# [Dataset records]
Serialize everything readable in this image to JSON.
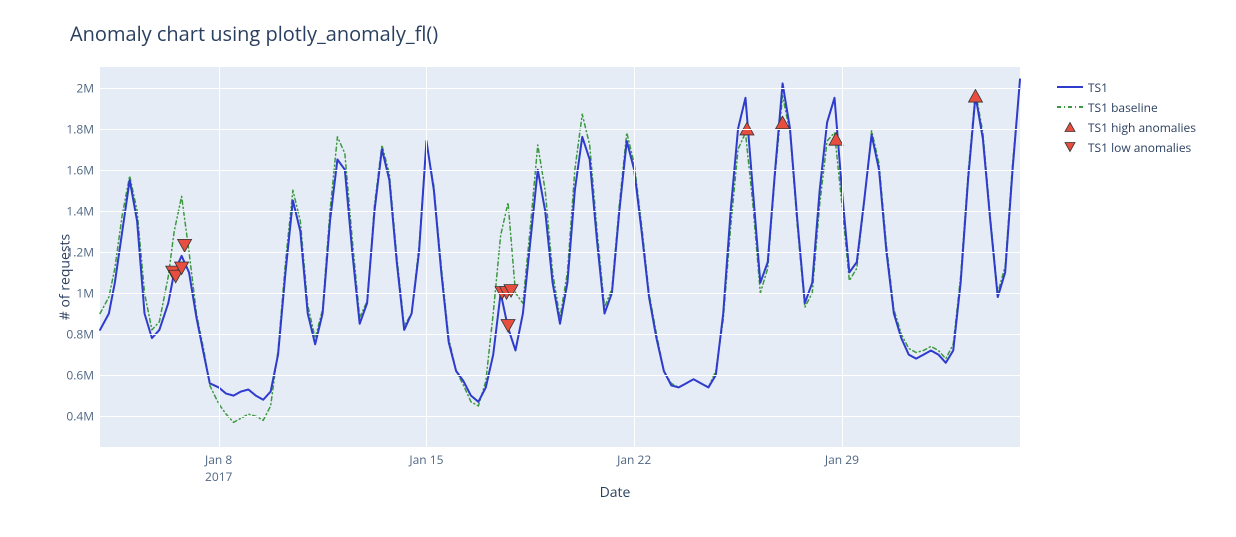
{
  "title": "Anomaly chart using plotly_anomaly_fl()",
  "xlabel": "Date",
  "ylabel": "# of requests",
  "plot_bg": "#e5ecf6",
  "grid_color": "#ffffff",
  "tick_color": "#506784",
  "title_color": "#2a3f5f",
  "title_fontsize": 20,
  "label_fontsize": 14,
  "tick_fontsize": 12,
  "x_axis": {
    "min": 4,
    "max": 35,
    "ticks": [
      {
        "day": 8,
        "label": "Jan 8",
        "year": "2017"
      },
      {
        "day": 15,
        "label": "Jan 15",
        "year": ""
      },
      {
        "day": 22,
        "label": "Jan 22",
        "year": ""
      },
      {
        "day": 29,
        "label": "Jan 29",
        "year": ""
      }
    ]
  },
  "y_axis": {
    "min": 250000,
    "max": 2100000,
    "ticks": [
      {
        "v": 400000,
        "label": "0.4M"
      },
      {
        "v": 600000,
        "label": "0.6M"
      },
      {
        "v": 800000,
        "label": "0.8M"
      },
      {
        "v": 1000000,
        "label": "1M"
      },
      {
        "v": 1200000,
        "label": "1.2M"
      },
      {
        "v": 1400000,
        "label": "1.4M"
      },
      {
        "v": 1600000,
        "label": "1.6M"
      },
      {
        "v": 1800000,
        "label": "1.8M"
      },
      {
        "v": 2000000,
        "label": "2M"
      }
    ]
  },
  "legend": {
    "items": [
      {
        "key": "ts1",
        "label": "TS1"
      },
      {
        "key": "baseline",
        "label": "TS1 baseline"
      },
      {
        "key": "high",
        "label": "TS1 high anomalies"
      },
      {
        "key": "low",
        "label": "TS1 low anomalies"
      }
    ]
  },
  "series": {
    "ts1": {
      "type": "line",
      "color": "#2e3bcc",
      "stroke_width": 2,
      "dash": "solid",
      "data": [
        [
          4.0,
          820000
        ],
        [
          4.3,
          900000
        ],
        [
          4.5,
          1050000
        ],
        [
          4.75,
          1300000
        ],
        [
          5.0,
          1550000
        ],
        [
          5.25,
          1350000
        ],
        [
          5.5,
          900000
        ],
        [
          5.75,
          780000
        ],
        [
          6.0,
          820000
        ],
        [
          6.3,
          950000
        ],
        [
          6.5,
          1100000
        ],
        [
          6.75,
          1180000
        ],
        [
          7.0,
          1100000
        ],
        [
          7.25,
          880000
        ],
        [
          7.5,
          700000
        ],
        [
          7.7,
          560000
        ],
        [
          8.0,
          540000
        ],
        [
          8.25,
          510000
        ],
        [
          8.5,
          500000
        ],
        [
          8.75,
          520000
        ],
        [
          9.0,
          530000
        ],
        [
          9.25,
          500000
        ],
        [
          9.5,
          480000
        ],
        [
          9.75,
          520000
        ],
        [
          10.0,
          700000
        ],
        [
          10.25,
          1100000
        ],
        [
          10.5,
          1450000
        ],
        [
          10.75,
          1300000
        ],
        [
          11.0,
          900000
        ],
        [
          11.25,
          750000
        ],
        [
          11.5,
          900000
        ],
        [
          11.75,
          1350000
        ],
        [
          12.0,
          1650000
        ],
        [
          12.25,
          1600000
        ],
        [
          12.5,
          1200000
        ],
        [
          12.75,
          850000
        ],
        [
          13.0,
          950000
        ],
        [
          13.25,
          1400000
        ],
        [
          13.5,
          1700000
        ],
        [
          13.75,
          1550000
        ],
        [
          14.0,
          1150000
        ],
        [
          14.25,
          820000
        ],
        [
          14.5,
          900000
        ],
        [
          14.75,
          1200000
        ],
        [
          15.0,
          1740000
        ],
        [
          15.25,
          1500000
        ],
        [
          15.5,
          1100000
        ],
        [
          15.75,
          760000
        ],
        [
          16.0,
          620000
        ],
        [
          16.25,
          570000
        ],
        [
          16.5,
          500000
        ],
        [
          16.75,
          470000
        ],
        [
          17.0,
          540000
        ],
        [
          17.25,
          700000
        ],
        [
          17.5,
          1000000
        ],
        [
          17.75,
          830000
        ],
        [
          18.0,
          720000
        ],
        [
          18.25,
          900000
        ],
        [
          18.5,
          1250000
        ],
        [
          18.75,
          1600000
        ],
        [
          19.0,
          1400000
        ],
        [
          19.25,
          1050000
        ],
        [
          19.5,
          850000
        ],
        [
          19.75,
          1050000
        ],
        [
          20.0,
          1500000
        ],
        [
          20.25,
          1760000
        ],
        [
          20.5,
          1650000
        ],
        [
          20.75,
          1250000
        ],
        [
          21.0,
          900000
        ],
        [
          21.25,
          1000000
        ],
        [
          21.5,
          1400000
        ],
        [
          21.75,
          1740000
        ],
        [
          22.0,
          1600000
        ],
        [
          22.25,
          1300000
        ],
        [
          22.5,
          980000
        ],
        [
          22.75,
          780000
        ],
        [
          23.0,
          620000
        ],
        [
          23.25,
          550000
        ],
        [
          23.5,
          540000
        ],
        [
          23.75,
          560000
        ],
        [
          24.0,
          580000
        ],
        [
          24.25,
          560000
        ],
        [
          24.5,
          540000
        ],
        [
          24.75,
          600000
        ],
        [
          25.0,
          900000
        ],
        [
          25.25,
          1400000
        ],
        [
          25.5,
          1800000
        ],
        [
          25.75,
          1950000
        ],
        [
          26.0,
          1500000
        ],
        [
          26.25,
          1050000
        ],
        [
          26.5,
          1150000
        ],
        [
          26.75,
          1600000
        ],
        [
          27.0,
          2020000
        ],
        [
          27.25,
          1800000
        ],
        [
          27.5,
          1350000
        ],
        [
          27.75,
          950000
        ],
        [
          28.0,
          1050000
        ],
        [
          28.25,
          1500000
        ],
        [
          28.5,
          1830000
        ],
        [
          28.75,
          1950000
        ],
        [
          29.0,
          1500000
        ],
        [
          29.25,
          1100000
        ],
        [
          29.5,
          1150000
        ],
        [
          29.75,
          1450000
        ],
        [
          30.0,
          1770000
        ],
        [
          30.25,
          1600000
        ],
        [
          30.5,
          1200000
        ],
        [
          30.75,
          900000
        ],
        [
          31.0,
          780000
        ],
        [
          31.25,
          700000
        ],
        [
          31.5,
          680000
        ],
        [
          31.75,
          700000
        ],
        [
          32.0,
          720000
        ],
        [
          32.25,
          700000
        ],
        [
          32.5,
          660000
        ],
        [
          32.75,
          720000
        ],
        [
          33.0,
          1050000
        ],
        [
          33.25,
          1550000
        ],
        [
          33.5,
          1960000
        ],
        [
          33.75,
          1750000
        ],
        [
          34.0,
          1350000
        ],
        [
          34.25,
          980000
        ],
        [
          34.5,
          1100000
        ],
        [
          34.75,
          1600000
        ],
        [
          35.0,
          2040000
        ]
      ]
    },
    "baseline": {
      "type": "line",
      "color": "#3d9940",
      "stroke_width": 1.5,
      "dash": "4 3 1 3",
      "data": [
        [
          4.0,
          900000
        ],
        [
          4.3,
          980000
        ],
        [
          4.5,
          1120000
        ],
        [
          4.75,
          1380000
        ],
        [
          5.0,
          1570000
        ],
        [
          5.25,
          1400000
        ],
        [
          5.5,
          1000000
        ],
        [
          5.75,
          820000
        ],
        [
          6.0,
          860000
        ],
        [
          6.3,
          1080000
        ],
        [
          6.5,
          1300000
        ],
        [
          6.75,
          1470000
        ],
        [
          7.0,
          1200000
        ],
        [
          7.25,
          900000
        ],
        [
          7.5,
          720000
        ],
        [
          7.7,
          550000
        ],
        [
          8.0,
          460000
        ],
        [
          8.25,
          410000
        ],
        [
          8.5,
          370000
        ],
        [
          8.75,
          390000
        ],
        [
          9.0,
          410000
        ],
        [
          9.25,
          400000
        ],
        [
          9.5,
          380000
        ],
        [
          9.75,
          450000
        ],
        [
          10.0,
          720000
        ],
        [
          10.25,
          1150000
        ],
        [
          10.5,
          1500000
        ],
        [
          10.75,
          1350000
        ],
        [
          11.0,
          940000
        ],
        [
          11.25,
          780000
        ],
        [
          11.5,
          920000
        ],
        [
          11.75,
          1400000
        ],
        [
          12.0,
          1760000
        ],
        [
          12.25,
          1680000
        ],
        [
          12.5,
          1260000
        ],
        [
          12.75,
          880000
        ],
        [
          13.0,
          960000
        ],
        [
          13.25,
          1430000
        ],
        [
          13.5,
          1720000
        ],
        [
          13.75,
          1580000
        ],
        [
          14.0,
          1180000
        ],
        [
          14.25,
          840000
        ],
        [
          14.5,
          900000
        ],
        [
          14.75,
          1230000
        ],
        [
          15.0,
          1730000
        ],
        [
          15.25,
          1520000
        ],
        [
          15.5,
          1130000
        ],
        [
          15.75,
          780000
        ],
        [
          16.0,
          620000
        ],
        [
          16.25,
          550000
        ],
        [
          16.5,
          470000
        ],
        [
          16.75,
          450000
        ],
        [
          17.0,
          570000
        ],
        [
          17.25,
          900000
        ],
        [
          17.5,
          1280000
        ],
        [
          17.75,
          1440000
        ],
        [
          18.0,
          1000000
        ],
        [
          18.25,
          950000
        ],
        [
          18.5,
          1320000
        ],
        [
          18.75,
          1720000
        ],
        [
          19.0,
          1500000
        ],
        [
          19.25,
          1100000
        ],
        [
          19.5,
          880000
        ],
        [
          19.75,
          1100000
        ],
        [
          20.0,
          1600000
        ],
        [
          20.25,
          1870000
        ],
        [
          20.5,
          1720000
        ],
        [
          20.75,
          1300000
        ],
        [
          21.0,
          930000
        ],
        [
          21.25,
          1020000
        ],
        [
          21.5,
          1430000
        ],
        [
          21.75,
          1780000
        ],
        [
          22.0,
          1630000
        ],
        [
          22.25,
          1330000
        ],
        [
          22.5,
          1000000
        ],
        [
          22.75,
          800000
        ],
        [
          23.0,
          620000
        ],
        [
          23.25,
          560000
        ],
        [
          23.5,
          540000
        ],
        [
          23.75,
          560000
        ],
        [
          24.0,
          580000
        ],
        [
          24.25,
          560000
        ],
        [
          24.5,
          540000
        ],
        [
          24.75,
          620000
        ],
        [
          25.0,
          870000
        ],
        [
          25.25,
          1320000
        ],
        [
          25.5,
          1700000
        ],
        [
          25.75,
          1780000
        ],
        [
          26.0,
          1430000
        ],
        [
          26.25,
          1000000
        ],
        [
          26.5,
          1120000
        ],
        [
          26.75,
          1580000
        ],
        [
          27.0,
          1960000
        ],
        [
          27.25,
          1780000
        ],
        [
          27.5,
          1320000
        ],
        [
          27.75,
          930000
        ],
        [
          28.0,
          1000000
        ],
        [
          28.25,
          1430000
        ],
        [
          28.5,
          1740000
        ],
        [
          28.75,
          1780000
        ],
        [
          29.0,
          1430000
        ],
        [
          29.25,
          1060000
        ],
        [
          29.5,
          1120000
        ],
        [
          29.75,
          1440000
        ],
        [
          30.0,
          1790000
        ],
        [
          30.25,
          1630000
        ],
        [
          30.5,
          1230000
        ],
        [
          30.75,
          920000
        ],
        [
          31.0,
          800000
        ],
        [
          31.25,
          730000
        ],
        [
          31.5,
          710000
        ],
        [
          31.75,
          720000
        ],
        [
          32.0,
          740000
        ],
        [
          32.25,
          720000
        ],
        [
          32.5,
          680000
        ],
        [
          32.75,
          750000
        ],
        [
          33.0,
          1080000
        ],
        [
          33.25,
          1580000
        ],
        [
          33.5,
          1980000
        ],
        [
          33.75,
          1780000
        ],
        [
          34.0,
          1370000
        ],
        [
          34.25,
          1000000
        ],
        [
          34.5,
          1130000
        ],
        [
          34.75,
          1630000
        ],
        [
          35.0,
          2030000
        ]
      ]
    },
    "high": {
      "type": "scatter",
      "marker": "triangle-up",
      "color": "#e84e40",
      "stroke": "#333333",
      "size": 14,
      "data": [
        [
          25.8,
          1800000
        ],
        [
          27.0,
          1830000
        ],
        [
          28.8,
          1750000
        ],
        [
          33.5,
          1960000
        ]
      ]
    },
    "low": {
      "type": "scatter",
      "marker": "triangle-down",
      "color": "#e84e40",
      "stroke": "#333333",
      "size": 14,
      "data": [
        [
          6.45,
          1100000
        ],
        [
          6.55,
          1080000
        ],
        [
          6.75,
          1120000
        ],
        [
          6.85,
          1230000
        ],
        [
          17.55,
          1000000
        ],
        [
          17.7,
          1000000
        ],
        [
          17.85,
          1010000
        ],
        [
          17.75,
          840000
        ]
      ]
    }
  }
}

# [The task]
Going over the lines above, work out how many include "high", then give only that number.

# [Output for this exercise]
3